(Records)
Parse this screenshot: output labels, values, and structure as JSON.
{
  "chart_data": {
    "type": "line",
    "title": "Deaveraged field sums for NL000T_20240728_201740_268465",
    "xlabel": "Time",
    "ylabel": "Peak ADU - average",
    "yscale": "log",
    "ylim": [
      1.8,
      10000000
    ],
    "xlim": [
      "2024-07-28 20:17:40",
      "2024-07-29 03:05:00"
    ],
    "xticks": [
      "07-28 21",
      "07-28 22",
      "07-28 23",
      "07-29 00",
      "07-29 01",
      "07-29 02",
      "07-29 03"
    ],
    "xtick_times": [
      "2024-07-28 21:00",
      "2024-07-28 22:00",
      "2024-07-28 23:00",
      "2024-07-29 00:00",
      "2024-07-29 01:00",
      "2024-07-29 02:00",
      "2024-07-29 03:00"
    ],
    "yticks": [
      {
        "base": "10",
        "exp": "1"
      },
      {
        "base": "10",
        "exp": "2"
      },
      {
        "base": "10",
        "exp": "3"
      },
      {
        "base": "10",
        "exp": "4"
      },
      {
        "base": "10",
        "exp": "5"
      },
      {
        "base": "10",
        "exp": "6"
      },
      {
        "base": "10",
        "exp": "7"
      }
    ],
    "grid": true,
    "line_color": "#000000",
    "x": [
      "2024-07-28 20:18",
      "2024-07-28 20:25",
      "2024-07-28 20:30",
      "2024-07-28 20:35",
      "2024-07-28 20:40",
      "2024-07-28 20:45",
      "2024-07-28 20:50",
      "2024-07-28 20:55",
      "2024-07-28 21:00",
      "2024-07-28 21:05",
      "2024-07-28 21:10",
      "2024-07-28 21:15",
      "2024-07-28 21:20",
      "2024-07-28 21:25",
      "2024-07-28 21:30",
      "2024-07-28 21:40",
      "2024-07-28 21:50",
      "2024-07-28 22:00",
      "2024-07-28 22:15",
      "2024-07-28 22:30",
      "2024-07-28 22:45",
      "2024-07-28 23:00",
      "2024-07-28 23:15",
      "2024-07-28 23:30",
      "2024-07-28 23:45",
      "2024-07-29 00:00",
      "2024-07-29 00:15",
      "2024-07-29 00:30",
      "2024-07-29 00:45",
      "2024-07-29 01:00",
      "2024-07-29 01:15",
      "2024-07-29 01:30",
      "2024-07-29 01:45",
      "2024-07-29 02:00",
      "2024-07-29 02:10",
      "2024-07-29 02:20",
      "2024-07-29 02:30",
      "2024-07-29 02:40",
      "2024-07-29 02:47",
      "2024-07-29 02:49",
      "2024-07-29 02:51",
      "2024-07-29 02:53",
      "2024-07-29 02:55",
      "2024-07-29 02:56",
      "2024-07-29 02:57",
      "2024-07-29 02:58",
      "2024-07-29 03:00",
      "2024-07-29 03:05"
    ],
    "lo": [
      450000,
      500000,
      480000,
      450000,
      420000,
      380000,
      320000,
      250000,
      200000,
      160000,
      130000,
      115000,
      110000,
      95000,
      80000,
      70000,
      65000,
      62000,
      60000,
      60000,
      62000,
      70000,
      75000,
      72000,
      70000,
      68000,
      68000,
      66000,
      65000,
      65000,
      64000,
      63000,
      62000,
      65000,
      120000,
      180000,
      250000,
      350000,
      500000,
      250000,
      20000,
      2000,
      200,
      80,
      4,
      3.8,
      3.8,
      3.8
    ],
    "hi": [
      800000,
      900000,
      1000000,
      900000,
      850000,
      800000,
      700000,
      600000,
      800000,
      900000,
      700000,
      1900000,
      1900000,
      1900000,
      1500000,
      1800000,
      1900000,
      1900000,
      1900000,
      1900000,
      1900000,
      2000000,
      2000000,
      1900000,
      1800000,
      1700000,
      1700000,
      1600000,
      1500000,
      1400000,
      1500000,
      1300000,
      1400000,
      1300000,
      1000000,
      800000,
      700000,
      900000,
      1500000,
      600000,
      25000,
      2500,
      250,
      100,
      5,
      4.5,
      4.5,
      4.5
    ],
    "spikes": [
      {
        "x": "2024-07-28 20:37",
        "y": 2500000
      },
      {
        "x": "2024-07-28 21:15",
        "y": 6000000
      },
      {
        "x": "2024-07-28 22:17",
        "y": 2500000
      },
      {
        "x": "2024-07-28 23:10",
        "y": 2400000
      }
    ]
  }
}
==
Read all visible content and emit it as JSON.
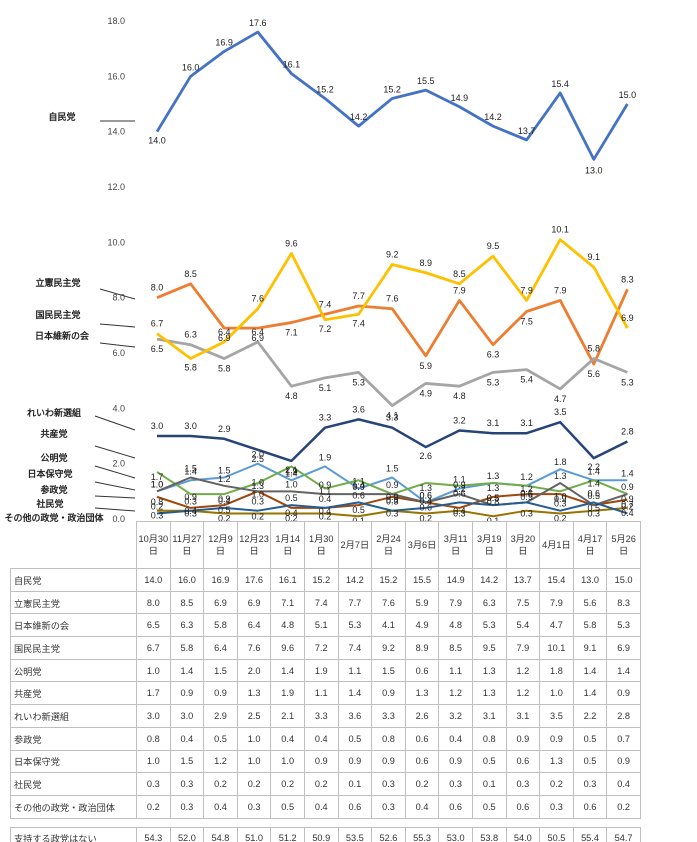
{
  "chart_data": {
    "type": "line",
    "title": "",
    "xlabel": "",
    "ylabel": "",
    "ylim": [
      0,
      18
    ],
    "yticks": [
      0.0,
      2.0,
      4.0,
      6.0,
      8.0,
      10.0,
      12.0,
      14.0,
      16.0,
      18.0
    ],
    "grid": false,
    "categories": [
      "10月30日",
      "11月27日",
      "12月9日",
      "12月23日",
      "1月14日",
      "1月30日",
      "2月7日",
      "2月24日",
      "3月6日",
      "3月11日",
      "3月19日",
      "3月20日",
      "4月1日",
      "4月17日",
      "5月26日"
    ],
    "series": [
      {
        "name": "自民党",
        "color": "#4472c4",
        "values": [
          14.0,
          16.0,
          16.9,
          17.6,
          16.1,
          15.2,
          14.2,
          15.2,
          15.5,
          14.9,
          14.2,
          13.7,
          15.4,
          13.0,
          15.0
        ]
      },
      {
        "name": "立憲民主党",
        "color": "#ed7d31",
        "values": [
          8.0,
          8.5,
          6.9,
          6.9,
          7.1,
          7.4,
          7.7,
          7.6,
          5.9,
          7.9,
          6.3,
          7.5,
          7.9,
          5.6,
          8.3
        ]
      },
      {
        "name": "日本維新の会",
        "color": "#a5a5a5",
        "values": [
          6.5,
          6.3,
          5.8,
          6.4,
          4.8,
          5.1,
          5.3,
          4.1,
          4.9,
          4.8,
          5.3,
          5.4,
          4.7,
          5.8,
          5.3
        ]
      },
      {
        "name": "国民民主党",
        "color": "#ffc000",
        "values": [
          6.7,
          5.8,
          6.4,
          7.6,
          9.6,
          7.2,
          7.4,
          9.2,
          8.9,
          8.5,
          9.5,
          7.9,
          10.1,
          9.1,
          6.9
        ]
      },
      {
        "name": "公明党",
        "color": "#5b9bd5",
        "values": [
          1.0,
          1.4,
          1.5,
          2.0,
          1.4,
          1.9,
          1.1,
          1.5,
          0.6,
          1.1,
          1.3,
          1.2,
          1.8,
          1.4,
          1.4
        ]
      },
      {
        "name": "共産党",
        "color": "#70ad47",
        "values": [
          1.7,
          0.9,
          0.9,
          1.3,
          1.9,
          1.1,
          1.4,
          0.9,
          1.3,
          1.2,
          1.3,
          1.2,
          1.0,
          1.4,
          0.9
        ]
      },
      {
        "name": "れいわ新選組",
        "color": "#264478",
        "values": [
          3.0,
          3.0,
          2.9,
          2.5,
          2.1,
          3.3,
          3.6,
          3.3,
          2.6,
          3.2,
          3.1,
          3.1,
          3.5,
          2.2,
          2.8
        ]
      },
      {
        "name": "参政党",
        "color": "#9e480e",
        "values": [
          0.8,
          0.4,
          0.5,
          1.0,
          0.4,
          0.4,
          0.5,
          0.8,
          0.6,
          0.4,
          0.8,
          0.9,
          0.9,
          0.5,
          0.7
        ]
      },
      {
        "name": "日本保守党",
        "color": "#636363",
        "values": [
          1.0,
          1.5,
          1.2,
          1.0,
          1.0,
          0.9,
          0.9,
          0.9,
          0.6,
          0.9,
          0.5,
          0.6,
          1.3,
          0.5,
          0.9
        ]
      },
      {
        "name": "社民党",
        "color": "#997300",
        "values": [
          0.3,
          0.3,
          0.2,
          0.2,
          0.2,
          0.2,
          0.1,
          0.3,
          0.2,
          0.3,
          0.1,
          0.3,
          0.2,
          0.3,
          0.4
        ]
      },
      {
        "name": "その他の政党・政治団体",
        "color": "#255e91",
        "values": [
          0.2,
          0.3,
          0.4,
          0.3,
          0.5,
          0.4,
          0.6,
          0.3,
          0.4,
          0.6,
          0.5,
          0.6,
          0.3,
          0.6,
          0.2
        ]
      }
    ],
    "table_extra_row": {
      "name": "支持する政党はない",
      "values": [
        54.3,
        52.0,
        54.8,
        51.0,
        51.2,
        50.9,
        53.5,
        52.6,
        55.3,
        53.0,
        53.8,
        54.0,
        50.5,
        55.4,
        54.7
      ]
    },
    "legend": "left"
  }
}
---
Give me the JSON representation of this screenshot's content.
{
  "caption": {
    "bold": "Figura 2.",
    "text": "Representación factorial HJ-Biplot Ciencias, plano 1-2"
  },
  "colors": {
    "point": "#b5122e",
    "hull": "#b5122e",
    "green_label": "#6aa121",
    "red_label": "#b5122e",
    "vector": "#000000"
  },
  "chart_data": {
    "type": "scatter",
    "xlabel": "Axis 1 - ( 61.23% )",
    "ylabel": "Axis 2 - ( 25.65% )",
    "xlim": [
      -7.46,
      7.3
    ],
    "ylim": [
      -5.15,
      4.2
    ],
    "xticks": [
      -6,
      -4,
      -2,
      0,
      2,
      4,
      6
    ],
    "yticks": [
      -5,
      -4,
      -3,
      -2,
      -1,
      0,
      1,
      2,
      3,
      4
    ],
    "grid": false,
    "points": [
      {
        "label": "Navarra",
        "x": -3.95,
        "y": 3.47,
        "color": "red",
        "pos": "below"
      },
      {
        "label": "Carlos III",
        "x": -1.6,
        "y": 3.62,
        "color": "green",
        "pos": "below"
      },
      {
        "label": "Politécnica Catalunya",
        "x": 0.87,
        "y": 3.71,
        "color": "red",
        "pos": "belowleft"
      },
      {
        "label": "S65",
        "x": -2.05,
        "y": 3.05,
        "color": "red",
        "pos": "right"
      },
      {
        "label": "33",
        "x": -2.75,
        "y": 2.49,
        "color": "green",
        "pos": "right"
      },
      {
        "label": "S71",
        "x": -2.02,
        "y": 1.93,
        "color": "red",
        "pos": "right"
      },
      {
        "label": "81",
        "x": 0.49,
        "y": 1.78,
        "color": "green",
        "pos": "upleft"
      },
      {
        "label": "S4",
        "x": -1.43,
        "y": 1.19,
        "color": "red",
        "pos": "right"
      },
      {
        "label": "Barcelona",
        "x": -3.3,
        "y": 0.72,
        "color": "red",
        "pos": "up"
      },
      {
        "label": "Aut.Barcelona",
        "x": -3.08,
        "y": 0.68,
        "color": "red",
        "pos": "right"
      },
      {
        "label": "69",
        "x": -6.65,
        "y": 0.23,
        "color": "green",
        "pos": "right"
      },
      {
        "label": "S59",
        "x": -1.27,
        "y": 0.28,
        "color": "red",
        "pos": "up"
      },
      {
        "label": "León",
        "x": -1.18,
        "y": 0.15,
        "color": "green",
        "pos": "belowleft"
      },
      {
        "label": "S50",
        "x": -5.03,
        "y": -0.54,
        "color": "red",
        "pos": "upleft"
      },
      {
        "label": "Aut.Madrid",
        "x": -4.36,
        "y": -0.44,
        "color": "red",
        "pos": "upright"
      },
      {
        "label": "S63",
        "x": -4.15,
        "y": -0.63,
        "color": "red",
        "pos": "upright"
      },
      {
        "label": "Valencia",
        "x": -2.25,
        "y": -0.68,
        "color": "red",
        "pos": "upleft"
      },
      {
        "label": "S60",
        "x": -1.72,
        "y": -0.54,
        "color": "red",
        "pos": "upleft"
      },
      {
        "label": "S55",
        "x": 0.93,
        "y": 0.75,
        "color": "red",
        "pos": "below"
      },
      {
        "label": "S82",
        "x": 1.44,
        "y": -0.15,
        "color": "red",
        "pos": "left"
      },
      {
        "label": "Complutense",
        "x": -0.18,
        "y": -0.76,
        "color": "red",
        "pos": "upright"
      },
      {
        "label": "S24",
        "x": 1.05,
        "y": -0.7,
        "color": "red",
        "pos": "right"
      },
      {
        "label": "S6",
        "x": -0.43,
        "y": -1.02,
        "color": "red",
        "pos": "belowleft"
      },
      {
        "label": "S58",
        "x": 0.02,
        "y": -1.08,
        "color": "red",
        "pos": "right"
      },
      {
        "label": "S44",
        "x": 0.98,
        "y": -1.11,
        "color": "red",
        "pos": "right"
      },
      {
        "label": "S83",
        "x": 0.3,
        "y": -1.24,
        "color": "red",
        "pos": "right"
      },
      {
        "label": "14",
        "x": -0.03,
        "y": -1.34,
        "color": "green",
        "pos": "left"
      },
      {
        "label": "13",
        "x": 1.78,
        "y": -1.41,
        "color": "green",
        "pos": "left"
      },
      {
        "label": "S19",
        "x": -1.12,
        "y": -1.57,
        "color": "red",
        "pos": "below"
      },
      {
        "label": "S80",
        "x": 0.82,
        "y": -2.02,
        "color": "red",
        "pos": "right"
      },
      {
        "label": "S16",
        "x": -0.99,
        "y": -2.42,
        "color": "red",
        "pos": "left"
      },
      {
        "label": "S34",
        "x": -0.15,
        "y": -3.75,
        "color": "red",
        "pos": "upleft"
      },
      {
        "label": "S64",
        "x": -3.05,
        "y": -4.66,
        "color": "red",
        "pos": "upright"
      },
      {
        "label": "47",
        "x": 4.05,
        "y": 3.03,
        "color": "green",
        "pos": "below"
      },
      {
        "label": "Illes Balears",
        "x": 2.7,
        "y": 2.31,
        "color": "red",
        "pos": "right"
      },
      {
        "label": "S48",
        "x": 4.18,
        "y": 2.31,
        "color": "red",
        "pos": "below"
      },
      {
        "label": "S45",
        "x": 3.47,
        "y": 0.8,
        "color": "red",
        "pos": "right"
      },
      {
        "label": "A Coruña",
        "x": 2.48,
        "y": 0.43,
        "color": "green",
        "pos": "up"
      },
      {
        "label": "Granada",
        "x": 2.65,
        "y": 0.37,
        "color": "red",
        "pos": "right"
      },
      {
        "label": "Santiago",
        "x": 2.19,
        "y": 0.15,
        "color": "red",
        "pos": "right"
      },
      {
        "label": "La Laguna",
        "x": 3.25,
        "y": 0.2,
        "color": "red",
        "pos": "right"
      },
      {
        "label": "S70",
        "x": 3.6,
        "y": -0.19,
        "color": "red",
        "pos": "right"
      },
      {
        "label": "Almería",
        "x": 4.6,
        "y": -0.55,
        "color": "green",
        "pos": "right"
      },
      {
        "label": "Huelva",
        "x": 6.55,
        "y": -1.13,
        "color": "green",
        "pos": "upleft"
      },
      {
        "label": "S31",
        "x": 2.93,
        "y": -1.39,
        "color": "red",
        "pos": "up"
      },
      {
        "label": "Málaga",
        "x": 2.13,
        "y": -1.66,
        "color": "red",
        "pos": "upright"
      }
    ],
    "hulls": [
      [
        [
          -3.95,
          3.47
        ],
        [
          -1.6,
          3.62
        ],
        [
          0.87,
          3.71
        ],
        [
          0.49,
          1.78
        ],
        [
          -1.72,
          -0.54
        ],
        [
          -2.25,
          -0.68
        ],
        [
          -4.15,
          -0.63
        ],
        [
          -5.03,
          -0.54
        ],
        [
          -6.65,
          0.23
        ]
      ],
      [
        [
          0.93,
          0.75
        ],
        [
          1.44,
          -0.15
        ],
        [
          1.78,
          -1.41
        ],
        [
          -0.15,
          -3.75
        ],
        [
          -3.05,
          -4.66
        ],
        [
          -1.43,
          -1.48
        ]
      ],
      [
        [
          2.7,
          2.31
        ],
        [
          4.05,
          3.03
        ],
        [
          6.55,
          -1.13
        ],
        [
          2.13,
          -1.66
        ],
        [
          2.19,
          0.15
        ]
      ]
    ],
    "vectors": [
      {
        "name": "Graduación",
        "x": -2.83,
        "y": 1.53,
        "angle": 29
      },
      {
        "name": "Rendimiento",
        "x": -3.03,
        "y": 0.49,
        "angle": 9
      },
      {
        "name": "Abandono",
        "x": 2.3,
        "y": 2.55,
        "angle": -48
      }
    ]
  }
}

CHALLENGE
Pull out every line in the material above where "this" occurs.

EXERCISE SOLUTION
Parse this screenshot: output labels, values, and structure as JSON.
Give me the JSON representation of this screenshot's content.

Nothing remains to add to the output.